Begin DATA LINES
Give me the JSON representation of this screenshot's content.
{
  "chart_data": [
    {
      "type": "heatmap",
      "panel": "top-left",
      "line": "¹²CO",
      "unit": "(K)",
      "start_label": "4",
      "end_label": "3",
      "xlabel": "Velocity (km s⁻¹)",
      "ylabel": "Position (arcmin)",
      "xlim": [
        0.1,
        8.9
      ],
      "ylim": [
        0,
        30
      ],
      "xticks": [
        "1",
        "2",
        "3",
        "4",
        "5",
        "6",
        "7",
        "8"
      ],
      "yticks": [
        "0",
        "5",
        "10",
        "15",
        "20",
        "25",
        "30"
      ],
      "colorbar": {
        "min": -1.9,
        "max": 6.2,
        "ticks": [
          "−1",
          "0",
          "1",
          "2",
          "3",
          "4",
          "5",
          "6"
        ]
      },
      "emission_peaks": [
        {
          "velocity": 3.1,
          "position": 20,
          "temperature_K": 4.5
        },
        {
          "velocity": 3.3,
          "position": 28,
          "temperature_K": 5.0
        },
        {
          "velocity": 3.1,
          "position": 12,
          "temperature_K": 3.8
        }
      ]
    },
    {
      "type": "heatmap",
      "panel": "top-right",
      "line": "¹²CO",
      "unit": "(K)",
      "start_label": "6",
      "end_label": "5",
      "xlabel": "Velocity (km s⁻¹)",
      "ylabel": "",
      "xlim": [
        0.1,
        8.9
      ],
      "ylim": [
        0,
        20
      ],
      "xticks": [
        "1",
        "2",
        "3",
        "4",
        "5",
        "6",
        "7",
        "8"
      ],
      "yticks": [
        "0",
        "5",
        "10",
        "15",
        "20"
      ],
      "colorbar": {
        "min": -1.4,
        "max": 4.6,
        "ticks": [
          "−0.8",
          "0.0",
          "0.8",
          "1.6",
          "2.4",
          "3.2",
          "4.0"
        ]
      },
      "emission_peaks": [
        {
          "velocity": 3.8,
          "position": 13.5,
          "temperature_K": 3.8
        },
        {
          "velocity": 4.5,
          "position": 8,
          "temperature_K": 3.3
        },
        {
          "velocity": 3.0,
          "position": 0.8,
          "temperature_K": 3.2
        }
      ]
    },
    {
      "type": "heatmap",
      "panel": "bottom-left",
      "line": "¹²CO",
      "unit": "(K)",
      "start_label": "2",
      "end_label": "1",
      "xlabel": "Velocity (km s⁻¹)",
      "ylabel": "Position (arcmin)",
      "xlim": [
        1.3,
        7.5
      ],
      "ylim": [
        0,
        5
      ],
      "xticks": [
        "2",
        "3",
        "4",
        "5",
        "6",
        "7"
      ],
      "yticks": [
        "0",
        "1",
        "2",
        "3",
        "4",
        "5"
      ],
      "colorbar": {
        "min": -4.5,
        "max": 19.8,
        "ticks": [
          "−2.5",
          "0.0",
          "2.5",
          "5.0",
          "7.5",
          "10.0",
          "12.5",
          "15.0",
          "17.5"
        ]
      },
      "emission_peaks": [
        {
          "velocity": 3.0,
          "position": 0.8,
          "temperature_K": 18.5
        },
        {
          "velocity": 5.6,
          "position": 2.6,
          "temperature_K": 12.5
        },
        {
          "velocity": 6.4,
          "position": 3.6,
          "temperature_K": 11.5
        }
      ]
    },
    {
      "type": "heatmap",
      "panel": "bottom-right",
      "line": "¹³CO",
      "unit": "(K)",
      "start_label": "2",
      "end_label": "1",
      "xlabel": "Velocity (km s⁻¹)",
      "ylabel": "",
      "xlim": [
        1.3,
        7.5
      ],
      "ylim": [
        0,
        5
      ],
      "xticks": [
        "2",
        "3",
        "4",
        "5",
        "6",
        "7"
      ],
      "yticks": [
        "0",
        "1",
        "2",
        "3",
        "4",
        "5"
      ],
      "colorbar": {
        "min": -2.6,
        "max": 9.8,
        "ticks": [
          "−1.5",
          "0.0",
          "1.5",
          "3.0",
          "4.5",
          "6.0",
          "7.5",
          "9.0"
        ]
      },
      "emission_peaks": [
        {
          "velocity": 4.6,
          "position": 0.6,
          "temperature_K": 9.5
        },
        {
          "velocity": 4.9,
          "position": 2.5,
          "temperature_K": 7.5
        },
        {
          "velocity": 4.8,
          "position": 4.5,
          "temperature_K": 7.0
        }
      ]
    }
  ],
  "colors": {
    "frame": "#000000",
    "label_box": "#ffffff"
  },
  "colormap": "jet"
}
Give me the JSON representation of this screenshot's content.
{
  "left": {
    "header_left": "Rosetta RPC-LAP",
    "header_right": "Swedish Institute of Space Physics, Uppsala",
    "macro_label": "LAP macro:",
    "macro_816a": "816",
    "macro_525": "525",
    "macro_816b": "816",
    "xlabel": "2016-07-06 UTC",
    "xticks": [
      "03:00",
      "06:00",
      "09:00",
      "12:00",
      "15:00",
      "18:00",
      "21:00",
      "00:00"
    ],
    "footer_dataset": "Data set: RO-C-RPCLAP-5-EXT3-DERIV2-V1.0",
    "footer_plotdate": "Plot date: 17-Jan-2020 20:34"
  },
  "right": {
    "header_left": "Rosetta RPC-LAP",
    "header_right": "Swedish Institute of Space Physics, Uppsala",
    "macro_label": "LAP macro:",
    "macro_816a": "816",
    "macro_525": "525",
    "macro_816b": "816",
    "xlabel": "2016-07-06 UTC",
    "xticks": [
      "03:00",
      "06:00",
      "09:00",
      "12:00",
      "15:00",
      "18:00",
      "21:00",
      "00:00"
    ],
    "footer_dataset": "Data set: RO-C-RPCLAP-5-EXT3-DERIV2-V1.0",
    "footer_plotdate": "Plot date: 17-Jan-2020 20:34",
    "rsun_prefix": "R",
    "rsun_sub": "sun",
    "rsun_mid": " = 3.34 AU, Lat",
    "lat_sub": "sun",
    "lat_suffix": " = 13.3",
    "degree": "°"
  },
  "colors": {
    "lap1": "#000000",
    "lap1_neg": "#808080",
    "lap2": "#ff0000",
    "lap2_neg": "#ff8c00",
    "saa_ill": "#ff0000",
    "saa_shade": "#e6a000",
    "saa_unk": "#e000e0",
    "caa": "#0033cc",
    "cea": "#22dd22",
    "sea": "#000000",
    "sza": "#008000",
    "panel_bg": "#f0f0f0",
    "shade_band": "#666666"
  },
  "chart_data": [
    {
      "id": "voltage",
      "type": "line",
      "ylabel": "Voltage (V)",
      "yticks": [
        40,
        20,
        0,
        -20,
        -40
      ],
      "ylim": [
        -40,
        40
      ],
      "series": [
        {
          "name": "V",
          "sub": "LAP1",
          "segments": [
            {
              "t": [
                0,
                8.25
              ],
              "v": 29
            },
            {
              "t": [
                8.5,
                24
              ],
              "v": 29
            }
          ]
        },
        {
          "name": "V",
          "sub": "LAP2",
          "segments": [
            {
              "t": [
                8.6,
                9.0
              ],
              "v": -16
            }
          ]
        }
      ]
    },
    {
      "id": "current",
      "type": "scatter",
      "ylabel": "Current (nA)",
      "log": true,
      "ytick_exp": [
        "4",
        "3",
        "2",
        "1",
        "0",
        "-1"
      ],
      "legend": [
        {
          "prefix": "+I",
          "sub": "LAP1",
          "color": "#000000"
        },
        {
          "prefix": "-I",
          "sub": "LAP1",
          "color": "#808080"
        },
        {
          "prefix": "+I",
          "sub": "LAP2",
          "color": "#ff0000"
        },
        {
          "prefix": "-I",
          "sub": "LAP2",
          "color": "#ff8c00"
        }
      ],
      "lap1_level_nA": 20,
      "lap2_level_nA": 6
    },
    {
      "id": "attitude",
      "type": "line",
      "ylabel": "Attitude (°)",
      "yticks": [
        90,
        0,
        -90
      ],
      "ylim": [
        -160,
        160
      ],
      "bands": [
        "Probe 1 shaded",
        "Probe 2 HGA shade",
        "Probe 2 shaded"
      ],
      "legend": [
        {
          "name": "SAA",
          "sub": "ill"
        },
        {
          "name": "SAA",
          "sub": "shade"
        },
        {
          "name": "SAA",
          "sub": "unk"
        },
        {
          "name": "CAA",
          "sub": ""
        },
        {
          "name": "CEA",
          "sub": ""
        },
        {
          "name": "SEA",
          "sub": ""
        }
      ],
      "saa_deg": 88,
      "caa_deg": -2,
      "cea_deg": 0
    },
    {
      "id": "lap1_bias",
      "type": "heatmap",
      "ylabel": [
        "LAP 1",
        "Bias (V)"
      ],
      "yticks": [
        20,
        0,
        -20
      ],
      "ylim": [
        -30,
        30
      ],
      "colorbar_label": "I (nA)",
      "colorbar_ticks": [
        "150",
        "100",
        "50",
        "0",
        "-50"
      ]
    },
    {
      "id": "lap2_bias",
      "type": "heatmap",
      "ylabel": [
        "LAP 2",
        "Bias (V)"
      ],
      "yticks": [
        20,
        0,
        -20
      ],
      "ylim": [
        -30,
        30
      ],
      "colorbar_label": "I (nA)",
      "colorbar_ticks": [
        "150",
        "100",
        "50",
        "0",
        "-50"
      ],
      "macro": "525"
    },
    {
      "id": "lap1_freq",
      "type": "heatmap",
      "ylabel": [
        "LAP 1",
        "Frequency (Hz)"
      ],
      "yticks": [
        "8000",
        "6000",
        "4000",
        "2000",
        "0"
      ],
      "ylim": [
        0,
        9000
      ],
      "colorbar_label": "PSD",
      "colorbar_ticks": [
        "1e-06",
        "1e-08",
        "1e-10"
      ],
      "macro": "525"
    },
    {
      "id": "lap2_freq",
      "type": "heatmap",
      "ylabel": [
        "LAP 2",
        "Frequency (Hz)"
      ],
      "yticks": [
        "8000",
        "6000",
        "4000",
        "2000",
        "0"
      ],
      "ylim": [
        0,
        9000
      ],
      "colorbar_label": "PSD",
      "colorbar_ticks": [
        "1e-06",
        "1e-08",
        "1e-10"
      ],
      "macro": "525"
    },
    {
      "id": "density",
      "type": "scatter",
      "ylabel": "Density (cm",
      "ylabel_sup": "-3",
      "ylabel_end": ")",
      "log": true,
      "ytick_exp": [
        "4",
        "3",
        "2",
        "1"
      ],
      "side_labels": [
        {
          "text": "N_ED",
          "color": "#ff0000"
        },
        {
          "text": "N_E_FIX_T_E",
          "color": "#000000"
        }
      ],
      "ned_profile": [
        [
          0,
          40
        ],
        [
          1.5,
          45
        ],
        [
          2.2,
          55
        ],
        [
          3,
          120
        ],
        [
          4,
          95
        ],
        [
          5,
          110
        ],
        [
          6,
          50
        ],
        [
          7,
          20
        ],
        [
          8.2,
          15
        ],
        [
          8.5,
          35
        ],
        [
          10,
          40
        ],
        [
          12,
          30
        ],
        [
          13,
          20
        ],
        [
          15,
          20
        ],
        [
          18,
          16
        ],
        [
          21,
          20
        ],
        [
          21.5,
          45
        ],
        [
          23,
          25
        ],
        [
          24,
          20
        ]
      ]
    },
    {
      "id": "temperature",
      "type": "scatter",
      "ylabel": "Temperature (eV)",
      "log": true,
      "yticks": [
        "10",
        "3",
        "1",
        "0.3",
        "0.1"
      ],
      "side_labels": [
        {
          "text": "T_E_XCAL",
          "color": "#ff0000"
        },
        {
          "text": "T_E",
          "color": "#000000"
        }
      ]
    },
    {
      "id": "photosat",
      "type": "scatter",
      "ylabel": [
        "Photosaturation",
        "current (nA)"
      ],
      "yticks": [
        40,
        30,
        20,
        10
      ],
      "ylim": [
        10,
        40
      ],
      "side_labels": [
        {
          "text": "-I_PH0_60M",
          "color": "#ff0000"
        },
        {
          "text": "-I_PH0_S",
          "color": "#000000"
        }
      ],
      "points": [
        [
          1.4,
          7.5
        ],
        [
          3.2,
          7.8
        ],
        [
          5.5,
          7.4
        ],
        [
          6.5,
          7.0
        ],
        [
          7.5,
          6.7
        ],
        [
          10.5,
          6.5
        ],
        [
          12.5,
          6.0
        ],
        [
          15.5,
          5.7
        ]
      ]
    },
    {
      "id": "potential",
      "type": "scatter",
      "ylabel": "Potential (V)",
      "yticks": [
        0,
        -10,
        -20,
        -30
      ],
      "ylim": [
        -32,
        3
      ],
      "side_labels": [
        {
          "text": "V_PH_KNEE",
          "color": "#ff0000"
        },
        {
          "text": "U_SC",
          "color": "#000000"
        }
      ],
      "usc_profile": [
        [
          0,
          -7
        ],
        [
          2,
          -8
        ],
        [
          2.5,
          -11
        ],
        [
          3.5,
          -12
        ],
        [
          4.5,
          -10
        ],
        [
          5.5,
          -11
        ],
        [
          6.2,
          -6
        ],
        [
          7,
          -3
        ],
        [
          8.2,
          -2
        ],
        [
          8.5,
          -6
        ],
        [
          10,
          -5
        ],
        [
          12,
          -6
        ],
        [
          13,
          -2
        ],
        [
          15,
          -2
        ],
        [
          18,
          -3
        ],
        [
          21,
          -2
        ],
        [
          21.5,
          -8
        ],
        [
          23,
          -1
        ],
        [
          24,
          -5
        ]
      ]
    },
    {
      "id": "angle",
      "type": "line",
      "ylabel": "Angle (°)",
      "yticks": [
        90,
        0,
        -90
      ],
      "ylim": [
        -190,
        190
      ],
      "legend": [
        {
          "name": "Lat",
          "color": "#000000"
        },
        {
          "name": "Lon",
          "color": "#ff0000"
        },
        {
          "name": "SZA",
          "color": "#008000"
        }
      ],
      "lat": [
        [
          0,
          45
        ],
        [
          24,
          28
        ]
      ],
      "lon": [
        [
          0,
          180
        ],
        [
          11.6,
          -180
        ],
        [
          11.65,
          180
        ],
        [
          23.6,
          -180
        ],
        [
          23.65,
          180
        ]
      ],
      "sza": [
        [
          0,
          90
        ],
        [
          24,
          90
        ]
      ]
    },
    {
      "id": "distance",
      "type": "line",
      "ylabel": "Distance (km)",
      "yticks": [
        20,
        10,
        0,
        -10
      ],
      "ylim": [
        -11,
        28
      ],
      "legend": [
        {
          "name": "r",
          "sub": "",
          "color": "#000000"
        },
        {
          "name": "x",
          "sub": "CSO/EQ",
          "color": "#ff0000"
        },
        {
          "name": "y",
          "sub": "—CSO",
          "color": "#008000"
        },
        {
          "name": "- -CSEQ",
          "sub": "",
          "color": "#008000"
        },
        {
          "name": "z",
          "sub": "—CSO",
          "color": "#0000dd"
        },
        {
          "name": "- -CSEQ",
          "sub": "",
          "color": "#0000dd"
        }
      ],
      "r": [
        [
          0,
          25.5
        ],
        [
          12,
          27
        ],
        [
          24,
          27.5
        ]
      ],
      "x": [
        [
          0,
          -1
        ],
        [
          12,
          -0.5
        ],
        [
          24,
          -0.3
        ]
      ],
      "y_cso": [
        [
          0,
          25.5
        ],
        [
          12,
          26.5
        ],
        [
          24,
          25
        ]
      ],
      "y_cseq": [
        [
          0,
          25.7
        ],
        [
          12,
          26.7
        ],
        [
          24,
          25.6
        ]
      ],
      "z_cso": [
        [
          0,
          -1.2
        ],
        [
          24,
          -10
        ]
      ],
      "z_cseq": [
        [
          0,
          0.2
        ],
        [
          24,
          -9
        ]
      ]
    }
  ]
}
End DATA LINES
_WORK INSTRUCTIONS_: Find how many lines in the listing contain the word "bottom" and give that count alone.

_RESPONSE TO THIS EXERCISE_: 2